OBJECTIVE
In the listing below, find every line with the string "trend" and pull it out.

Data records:

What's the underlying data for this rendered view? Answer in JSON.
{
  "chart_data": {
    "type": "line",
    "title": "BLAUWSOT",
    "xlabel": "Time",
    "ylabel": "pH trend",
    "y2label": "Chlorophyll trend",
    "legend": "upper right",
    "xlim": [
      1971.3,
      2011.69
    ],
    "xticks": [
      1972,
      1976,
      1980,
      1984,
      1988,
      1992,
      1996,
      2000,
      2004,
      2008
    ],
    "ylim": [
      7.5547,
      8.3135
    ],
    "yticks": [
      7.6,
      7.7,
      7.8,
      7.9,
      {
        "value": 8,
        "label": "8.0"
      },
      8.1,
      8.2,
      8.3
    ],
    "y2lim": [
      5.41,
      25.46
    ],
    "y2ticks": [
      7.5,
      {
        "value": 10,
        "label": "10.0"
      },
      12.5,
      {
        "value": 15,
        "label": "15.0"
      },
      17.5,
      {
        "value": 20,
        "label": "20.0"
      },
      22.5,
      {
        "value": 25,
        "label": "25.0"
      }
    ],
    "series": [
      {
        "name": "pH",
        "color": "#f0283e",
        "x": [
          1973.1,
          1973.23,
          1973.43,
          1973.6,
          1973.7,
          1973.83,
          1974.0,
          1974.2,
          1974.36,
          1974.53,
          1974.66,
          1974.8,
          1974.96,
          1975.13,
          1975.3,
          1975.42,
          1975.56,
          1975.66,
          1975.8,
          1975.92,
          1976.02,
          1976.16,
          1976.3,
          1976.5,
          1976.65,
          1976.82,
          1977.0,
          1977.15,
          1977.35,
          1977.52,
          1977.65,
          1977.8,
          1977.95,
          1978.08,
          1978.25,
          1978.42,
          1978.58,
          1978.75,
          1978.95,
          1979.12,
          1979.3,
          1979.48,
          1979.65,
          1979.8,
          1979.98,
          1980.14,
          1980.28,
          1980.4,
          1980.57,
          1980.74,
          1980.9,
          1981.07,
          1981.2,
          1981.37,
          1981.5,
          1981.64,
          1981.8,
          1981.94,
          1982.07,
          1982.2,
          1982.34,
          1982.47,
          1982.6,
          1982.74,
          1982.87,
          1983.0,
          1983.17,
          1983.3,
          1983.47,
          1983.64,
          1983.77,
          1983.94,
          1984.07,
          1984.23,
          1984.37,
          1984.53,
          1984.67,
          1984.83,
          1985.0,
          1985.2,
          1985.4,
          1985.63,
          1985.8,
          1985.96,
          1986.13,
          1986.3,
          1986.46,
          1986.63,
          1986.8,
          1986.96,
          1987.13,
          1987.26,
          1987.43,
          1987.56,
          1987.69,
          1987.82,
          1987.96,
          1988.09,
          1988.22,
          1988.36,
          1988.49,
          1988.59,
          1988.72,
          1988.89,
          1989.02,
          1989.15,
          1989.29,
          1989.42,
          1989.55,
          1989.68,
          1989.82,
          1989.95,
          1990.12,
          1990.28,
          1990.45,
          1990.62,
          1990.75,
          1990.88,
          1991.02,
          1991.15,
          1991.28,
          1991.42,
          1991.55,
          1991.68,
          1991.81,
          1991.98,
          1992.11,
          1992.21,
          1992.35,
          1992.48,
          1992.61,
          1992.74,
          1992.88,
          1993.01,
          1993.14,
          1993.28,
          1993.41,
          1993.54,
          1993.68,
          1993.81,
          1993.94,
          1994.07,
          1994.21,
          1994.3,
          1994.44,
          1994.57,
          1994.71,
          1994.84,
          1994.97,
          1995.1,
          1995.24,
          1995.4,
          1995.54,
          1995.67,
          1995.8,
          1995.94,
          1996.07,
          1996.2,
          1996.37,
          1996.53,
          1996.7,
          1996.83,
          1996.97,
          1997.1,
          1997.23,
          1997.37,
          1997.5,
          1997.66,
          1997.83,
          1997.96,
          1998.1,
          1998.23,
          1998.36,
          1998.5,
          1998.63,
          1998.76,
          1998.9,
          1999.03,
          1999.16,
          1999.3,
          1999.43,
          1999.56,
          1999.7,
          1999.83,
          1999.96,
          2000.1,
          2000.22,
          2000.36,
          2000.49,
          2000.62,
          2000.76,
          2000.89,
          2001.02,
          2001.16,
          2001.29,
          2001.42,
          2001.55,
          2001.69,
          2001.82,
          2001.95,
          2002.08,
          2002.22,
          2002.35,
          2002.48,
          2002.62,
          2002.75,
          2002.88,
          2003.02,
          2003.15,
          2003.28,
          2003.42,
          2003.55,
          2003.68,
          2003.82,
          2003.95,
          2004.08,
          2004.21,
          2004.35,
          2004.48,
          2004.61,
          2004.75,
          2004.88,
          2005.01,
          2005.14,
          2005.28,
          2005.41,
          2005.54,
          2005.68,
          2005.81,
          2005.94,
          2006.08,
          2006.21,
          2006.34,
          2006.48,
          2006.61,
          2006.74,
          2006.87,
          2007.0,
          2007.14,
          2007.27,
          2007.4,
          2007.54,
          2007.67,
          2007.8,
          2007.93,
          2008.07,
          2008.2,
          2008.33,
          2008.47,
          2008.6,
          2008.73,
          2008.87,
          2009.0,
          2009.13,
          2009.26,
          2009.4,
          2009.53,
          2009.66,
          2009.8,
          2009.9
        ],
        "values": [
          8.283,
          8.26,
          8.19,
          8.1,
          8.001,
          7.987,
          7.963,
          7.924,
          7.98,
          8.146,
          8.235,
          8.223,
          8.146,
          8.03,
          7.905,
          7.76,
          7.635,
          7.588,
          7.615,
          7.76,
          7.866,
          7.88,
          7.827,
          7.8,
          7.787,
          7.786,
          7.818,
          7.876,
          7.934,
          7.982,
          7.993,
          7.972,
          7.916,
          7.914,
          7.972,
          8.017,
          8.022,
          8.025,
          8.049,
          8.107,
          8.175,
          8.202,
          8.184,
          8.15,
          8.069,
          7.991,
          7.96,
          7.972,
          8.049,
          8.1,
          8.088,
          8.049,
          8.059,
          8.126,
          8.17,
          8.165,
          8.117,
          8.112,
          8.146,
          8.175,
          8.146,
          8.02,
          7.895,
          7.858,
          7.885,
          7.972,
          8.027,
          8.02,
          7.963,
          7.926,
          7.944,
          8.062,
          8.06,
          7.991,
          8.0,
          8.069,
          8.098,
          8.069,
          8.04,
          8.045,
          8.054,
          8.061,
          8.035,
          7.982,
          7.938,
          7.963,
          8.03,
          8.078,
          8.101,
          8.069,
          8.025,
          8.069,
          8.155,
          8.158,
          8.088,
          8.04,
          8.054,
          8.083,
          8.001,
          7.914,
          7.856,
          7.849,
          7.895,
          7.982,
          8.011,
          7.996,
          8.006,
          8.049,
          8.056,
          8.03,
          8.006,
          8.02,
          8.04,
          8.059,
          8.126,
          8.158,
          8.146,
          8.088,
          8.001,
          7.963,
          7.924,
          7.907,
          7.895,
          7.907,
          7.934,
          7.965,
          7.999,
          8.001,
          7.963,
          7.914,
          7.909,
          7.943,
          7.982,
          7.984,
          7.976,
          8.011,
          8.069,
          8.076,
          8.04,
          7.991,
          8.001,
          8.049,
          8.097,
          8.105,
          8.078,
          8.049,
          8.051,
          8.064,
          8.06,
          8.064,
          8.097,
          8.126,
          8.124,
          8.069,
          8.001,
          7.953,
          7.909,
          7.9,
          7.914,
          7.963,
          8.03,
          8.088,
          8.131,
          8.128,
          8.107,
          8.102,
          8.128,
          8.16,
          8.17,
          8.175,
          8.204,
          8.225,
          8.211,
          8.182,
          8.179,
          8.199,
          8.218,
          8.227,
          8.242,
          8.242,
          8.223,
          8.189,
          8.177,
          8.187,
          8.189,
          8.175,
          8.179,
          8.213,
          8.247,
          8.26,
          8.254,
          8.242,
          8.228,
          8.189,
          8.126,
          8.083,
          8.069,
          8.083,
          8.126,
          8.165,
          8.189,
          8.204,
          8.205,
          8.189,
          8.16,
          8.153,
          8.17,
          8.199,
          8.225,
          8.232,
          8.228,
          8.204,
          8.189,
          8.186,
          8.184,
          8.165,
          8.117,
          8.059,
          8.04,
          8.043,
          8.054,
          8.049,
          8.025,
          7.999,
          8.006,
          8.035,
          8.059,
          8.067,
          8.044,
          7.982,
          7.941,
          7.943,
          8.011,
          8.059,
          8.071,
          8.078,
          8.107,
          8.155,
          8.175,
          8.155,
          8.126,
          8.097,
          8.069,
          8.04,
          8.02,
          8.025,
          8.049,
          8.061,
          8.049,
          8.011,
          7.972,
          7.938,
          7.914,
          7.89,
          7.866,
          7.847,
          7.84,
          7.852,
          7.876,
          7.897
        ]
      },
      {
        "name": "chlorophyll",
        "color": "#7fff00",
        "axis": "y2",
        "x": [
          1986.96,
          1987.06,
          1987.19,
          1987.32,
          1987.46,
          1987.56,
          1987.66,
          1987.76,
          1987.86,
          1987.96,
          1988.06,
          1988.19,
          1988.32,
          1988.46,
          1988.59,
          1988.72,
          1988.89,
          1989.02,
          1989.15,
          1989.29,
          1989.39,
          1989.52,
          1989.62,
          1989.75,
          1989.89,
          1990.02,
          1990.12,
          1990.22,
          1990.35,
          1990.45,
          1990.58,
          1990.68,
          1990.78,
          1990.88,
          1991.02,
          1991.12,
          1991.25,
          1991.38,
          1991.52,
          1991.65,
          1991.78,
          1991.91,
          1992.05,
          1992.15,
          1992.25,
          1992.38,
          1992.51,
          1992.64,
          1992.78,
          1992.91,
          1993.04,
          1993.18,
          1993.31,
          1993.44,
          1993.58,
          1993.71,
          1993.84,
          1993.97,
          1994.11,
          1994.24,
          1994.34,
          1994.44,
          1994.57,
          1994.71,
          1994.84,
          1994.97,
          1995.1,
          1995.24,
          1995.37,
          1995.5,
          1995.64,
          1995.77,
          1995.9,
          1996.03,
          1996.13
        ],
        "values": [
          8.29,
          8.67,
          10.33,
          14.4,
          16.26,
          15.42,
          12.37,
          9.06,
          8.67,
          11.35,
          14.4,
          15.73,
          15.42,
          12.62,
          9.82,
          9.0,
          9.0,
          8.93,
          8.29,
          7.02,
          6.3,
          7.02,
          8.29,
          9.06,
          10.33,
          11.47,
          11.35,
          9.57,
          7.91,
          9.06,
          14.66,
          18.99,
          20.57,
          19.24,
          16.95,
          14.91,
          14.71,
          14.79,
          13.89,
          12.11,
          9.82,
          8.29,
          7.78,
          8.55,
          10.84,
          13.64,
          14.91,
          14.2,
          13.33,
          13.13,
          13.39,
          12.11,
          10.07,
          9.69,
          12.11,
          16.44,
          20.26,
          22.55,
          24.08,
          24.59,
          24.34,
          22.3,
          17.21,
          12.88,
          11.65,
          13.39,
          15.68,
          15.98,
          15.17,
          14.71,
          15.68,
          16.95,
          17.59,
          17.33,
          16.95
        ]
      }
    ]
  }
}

RESPONSE
    "ylabel": "pH trend",
    "y2label": "Chlorophyll trend",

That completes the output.